#### Job
Among the lines below, list those containing the string "viện".
==== Records supplied ====
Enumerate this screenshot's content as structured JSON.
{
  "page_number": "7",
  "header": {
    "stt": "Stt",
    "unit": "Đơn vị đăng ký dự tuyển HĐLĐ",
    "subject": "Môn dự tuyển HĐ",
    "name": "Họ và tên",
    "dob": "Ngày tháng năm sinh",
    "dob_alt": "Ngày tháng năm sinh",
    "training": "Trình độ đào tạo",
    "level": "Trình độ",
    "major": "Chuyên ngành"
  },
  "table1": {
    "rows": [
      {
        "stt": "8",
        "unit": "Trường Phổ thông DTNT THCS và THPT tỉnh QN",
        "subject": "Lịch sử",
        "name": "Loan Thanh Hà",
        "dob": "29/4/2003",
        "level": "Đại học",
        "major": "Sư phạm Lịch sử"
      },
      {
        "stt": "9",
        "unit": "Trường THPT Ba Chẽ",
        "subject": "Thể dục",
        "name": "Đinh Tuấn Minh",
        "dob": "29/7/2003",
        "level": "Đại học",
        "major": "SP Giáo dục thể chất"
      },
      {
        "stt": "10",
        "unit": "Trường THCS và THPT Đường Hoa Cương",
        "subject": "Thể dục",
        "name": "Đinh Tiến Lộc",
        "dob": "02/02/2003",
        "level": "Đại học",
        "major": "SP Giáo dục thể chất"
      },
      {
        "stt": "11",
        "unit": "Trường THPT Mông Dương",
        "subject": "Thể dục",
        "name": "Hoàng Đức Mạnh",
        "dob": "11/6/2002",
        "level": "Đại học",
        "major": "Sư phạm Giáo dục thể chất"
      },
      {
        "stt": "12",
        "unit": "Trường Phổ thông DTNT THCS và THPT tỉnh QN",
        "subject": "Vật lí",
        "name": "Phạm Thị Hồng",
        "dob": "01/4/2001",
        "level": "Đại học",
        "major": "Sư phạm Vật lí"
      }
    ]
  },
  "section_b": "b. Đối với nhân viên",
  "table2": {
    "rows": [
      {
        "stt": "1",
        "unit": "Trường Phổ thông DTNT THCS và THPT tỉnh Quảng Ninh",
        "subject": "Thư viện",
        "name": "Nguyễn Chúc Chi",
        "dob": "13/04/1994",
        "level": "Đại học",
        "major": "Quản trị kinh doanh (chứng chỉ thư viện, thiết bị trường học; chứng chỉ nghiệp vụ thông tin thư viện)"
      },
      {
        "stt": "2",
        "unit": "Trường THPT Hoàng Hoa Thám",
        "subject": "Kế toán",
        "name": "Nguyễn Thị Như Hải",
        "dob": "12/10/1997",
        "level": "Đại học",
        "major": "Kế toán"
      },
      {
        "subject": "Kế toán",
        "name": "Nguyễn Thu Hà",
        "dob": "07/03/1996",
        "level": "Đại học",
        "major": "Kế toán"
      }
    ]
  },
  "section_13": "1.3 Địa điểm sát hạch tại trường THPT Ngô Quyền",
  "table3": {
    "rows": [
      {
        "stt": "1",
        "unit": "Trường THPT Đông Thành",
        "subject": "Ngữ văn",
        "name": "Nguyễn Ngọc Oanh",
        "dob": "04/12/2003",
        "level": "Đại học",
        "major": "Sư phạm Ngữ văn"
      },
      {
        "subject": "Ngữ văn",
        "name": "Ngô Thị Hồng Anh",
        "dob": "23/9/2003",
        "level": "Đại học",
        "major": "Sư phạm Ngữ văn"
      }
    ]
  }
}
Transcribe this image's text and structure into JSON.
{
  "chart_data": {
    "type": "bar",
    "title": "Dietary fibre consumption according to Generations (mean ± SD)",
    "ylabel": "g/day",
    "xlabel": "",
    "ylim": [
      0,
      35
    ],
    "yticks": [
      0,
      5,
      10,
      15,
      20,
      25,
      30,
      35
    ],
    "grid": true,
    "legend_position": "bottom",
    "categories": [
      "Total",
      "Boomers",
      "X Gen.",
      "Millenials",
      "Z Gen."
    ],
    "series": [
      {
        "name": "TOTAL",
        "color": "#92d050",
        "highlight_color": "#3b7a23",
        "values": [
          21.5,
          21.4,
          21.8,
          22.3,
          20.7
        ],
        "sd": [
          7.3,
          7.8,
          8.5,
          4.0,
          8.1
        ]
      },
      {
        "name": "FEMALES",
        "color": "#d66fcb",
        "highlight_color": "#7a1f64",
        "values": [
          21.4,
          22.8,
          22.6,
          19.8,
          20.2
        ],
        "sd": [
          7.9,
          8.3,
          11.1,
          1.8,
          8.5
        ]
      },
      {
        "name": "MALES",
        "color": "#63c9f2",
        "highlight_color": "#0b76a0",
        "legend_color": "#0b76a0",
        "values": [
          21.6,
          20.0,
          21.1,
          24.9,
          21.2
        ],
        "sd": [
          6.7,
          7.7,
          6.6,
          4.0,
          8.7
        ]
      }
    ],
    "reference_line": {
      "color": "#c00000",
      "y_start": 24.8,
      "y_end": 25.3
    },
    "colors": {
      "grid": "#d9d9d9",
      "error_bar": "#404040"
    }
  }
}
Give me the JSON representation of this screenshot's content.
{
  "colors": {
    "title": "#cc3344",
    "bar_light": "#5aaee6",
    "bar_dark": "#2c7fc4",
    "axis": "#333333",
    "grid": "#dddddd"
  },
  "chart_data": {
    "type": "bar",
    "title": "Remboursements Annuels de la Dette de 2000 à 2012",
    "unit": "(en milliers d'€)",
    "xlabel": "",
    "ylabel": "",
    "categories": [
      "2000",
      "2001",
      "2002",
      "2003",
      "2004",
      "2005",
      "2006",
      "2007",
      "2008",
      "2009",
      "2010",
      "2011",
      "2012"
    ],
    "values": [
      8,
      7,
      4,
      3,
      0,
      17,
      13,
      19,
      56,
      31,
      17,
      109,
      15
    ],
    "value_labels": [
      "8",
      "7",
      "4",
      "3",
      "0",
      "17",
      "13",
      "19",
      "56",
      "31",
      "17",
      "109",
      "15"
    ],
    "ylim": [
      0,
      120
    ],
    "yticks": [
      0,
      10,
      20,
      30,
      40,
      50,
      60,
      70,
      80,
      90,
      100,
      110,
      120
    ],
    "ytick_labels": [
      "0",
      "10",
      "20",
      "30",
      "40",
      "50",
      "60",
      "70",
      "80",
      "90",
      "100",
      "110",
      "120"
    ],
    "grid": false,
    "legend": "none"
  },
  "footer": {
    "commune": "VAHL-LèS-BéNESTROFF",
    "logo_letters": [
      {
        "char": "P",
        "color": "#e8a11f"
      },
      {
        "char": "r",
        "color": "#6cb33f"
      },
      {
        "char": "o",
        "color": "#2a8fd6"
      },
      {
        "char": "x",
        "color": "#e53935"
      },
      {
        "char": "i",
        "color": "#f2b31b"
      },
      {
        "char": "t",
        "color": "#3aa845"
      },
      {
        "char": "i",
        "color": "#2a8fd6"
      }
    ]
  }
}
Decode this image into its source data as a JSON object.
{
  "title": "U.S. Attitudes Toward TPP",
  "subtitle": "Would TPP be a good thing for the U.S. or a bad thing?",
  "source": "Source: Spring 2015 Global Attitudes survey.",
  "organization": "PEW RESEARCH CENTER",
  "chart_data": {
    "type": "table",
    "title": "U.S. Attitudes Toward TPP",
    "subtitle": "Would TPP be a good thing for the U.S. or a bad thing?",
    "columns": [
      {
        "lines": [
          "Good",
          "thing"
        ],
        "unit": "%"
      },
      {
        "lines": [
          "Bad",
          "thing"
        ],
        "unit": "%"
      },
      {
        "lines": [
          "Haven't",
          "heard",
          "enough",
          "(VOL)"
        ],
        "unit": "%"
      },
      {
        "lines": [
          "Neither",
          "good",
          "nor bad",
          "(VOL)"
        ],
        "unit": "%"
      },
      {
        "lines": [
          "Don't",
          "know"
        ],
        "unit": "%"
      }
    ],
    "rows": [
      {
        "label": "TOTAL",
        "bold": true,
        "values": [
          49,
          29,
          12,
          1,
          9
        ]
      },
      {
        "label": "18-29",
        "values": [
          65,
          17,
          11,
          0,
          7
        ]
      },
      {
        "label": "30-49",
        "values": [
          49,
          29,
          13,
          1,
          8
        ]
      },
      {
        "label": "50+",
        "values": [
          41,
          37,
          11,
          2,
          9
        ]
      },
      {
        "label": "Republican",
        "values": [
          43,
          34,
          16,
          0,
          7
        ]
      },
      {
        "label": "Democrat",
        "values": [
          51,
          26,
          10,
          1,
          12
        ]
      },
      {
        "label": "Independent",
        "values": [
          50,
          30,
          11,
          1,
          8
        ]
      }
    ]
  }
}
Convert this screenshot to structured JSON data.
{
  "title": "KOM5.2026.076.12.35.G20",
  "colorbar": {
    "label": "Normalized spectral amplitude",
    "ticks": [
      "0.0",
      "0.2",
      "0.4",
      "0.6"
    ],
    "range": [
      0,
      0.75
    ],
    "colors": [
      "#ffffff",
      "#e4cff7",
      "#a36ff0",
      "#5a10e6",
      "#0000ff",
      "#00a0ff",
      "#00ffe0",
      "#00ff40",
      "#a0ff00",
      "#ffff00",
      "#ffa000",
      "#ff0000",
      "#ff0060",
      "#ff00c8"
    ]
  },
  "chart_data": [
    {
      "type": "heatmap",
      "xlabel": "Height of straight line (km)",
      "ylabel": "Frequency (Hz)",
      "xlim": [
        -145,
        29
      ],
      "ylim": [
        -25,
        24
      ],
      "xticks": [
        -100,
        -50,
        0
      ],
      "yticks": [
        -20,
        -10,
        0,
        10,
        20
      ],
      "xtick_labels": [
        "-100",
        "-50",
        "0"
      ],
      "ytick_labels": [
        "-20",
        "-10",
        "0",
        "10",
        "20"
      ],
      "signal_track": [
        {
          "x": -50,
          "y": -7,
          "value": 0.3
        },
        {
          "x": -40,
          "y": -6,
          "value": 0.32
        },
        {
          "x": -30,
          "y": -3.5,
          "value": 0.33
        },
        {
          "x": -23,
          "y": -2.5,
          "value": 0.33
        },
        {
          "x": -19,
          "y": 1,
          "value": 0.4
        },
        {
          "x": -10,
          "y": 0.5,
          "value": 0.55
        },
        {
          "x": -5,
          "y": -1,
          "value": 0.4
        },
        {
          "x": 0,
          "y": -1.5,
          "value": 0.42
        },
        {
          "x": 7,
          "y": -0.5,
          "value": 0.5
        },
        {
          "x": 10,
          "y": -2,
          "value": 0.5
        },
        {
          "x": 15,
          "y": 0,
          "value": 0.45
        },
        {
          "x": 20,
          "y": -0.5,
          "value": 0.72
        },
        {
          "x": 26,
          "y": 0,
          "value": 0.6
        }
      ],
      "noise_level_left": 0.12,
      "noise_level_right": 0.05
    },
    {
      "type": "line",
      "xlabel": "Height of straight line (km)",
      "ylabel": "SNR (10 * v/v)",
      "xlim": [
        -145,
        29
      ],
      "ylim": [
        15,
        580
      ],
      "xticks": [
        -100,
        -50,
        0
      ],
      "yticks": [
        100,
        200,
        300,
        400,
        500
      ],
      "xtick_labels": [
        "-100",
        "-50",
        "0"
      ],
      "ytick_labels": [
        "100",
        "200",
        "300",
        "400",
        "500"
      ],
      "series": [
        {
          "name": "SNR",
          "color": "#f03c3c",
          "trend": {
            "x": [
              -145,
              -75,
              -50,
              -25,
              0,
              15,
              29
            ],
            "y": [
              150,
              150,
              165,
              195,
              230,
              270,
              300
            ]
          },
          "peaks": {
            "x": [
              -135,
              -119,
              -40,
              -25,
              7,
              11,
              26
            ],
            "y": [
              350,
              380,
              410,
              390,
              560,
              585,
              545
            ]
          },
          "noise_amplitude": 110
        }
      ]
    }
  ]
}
====
#### Written solution
        "subject": "Thư viện",
        "major": "Quản trị kinh doanh (chứng chỉ thư viện, thiết bị trường học; chứng chỉ nghiệp vụ thông tin thư viện)"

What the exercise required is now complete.